# [Exercise details]
Check each line of the records for "other"; collect those that have it.

- - - - -

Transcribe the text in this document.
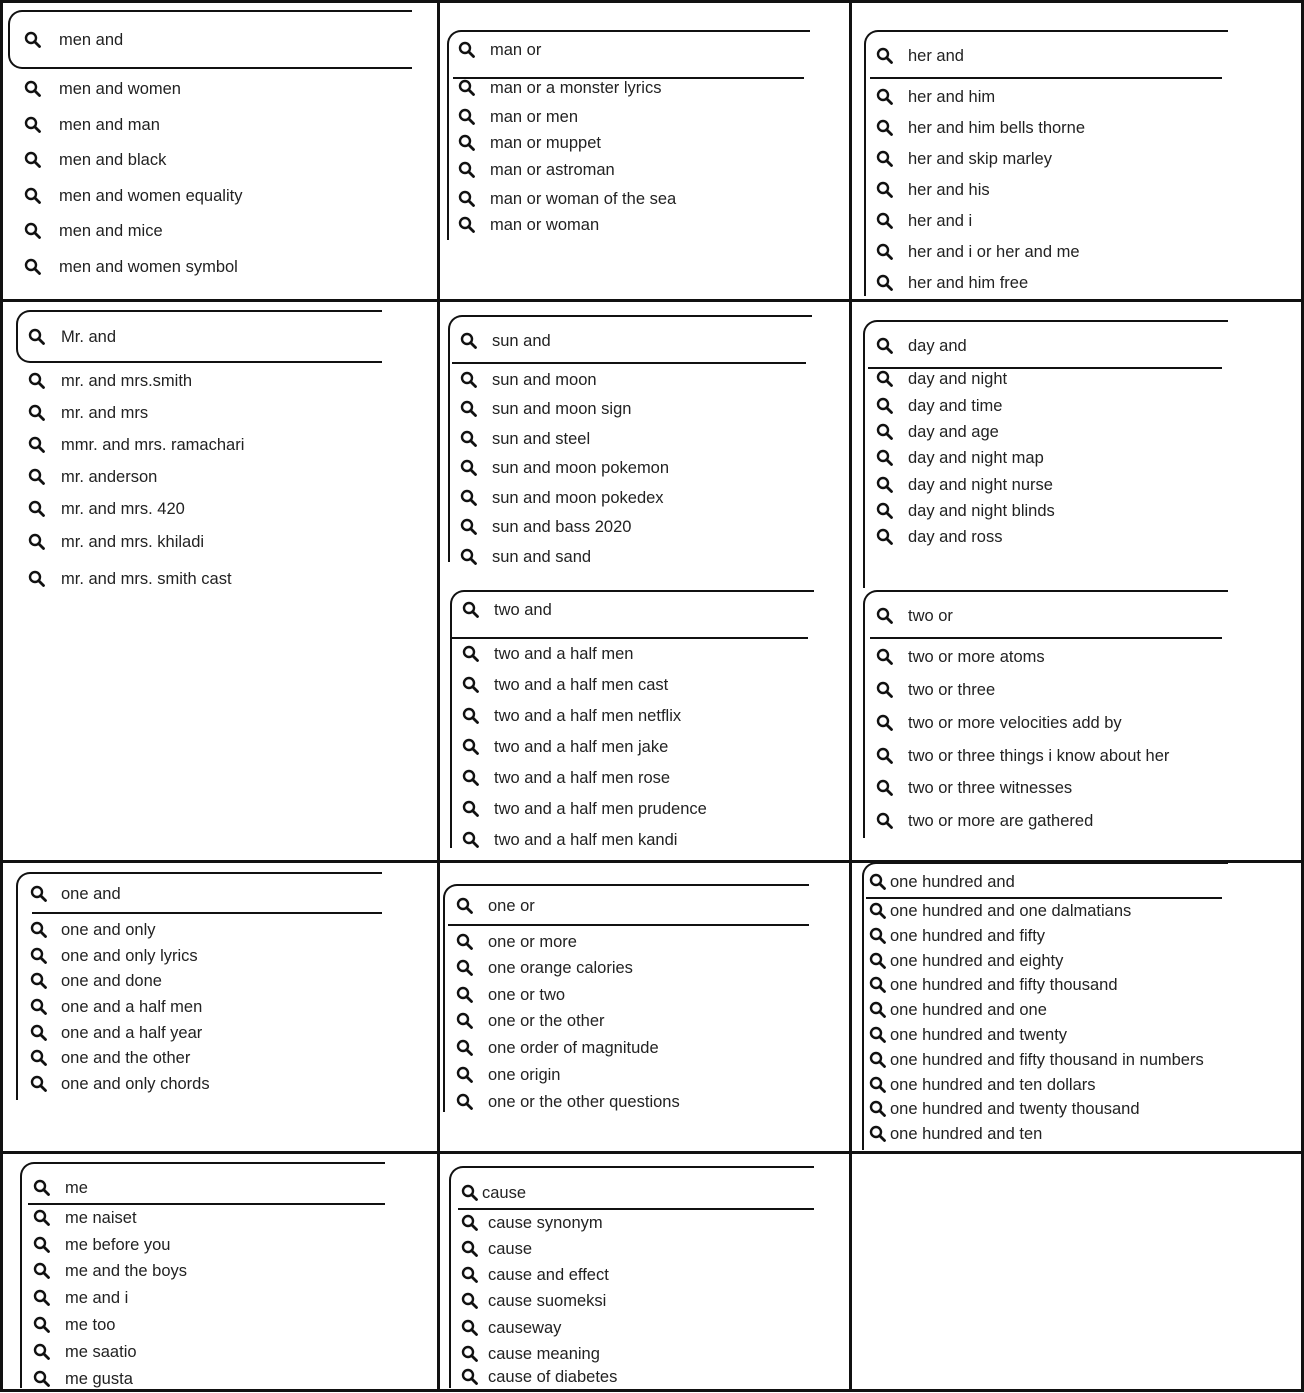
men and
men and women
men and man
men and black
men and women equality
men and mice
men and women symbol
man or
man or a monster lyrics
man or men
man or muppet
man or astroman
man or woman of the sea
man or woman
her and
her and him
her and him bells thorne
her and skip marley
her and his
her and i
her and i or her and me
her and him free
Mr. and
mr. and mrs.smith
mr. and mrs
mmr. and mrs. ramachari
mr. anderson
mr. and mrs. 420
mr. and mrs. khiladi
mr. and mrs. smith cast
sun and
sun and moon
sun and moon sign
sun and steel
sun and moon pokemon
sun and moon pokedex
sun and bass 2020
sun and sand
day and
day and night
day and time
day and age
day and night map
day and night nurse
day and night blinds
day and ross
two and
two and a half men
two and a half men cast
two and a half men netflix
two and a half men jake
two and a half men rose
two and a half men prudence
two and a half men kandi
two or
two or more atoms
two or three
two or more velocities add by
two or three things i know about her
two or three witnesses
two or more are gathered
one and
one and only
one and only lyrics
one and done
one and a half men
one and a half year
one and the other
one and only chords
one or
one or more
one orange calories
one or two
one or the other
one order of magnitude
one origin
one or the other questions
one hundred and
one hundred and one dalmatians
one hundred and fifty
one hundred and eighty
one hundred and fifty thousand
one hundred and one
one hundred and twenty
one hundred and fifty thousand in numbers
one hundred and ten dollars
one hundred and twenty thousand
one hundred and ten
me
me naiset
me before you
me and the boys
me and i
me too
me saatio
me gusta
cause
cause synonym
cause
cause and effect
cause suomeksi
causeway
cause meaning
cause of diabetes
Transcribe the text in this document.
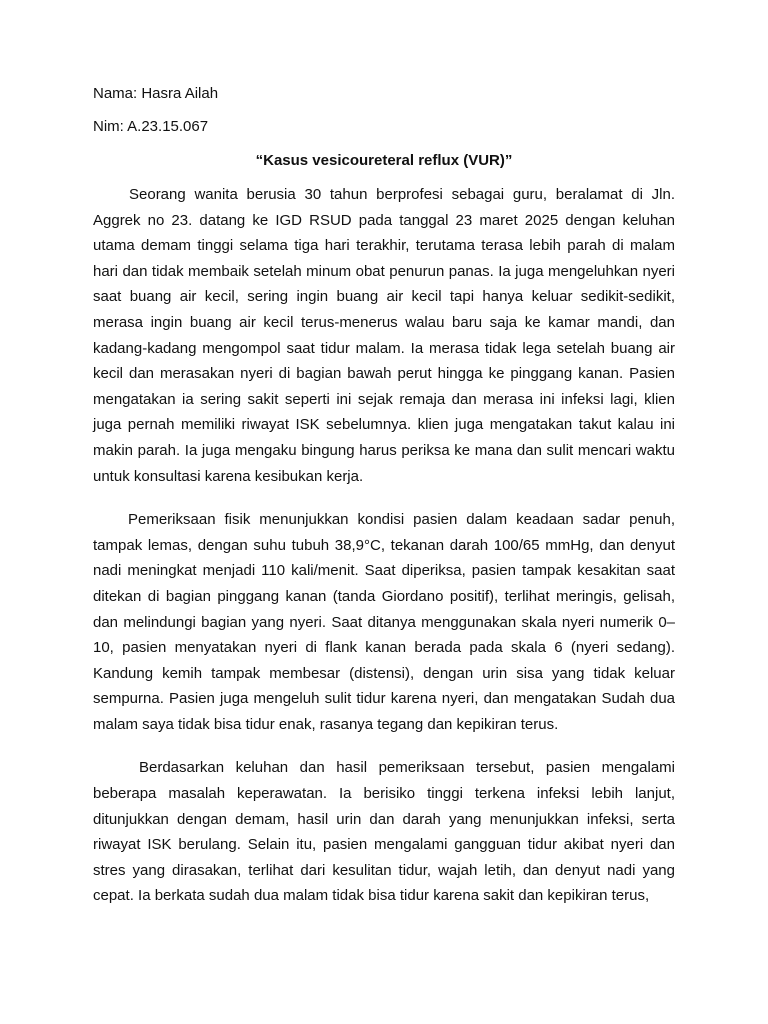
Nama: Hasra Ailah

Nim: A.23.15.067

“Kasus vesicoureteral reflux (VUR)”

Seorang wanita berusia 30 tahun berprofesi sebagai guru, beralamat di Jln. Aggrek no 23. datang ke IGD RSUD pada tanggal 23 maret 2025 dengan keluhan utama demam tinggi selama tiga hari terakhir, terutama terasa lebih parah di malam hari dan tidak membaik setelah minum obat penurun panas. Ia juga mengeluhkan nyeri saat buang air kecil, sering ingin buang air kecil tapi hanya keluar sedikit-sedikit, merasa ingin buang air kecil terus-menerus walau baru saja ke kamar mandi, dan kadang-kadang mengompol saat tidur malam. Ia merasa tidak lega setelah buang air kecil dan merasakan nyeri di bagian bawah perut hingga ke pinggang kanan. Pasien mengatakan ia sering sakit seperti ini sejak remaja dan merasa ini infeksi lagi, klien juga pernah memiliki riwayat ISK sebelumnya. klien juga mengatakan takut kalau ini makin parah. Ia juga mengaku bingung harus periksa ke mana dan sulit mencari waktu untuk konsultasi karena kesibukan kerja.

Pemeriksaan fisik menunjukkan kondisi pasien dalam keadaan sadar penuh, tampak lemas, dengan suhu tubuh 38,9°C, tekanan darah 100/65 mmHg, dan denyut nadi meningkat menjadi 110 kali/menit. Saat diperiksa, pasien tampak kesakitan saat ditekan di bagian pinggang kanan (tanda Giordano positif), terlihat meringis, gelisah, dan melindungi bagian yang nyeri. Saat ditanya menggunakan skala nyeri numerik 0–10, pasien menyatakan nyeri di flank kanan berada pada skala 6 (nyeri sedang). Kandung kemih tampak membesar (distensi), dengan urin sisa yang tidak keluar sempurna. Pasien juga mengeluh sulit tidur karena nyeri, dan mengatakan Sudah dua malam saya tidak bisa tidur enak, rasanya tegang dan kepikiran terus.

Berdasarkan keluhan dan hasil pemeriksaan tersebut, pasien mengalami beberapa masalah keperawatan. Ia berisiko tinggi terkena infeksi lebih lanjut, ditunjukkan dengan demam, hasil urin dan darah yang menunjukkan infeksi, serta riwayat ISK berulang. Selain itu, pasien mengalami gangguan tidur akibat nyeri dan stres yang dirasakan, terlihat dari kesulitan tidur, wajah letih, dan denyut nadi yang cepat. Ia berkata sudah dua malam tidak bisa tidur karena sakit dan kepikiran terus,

- - - - -

# [Exercise answer]
one and the other
one or the other
one or the other questions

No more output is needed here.